Aim of the exercise
The listing beneath should be written out in full, exactly as shown.

———

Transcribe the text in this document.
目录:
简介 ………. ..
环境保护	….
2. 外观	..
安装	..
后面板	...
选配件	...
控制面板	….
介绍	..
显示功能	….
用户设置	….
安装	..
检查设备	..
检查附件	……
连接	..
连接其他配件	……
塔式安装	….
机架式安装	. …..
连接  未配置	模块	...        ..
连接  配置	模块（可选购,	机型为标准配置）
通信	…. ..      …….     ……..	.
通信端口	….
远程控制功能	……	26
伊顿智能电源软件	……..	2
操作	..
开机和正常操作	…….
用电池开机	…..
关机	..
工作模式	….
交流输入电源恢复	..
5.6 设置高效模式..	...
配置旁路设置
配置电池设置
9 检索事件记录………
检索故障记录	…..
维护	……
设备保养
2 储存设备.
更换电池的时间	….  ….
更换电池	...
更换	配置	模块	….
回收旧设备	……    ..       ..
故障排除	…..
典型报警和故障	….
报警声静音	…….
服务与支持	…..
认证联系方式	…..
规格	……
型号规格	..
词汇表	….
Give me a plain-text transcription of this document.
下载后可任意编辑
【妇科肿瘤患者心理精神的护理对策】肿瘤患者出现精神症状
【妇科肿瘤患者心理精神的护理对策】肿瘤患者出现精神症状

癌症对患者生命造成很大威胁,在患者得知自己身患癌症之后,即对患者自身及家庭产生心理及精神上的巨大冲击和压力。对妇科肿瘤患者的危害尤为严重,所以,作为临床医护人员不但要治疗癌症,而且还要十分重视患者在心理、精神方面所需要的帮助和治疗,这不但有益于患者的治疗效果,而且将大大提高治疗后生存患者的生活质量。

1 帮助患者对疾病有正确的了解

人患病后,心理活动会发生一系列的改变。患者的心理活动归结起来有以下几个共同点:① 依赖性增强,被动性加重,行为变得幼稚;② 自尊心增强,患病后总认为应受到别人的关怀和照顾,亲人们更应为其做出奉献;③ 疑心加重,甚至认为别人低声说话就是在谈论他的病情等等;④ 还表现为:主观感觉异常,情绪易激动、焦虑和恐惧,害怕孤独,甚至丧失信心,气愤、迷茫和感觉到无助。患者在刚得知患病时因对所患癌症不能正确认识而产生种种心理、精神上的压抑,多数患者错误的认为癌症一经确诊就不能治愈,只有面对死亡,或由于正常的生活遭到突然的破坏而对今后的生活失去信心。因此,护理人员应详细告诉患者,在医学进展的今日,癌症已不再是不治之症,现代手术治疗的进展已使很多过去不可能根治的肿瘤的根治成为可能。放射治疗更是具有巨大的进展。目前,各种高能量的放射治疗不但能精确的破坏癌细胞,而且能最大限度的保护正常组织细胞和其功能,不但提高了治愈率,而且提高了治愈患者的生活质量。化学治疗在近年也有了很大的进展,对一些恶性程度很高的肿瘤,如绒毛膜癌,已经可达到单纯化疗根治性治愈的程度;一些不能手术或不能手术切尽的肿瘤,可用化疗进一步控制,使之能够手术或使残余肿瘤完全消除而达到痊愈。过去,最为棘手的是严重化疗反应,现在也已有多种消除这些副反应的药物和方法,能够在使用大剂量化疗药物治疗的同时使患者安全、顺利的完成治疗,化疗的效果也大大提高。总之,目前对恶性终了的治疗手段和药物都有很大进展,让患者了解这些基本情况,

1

———

Result
Transcribe the text in this document.
目录:
简介 ………. ..
环境保护	….
2. 外观	..
安装	..
后面板	...
选配件	...
控制面板	….
介绍	..
显示功能	….
用户设置	….
安装	..
检查设备	..
检查附件	……
连接	..
连接其他配件	……
塔式安装	….
机架式安装	. …..
连接  未配置	模块	...        ..
连接  配置	模块（可选购,	机型为标准配置）
通信	…. ..      …….     ……..	.
通信端口	….
远程控制功能	……	26
伊顿智能电源软件	……..	2
操作	..
开机和正常操作	…….
用电池开机	…..
关机	..
工作模式	….
交流输入电源恢复	..
5.6 设置高效模式..	...
配置旁路设置
配置电池设置
9 检索事件记录………
检索故障记录	…..
维护	……
设备保养
2 储存设备.
更换电池的时间	….  ….
更换电池	...
更换	配置	模块	….
回收旧设备	……    ..       ..
故障排除	…..
典型报警和故障	….
报警声静音	…….
服务与支持	…..
认证联系方式	…..
规格	……
型号规格	..
词汇表	….
Give me a plain-text transcription of this document.
下载后可任意编辑
【妇科肿瘤患者心理精神的护理对策】肿瘤患者出现精神症状
【妇科肿瘤患者心理精神的护理对策】肿瘤患者出现精神症状

癌症对患者生命造成很大威胁,在患者得知自己身患癌症之后,即对患者自身及家庭产生心理及精神上的巨大冲击和压力。对妇科肿瘤患者的危害尤为严重,所以,作为临床医护人员不但要治疗癌症,而且还要十分重视患者在心理、精神方面所需要的帮助和治疗,这不但有益于患者的治疗效果,而且将大大提高治疗后生存患者的生活质量。

1 帮助患者对疾病有正确的了解

人患病后,心理活动会发生一系列的改变。患者的心理活动归结起来有以下几个共同点:① 依赖性增强,被动性加重,行为变得幼稚;② 自尊心增强,患病后总认为应受到别人的关怀和照顾,亲人们更应为其做出奉献;③ 疑心加重,甚至认为别人低声说话就是在谈论他的病情等等;④ 还表现为:主观感觉异常,情绪易激动、焦虑和恐惧,害怕孤独,甚至丧失信心,气愤、迷茫和感觉到无助。患者在刚得知患病时因对所患癌症不能正确认识而产生种种心理、精神上的压抑,多数患者错误的认为癌症一经确诊就不能治愈,只有面对死亡,或由于正常的生活遭到突然的破坏而对今后的生活失去信心。因此,护理人员应详细告诉患者,在医学进展的今日,癌症已不再是不治之症,现代手术治疗的进展已使很多过去不可能根治的肿瘤的根治成为可能。放射治疗更是具有巨大的进展。目前,各种高能量的放射治疗不但能精确的破坏癌细胞,而且能最大限度的保护正常组织细胞和其功能,不但提高了治愈率,而且提高了治愈患者的生活质量。化学治疗在近年也有了很大的进展,对一些恶性程度很高的肿瘤,如绒毛膜癌,已经可达到单纯化疗根治性治愈的程度;一些不能手术或不能手术切尽的肿瘤,可用化疗进一步控制,使之能够手术或使残余肿瘤完全消除而达到痊愈。过去,最为棘手的是严重化疗反应,现在也已有多种消除这些副反应的药物和方法,能够在使用大剂量化疗药物治疗的同时使患者安全、顺利的完成治疗,化疗的效果也大大提高。总之,目前对恶性终了的治疗手段和药物都有很大进展,让患者了解这些基本情况,

1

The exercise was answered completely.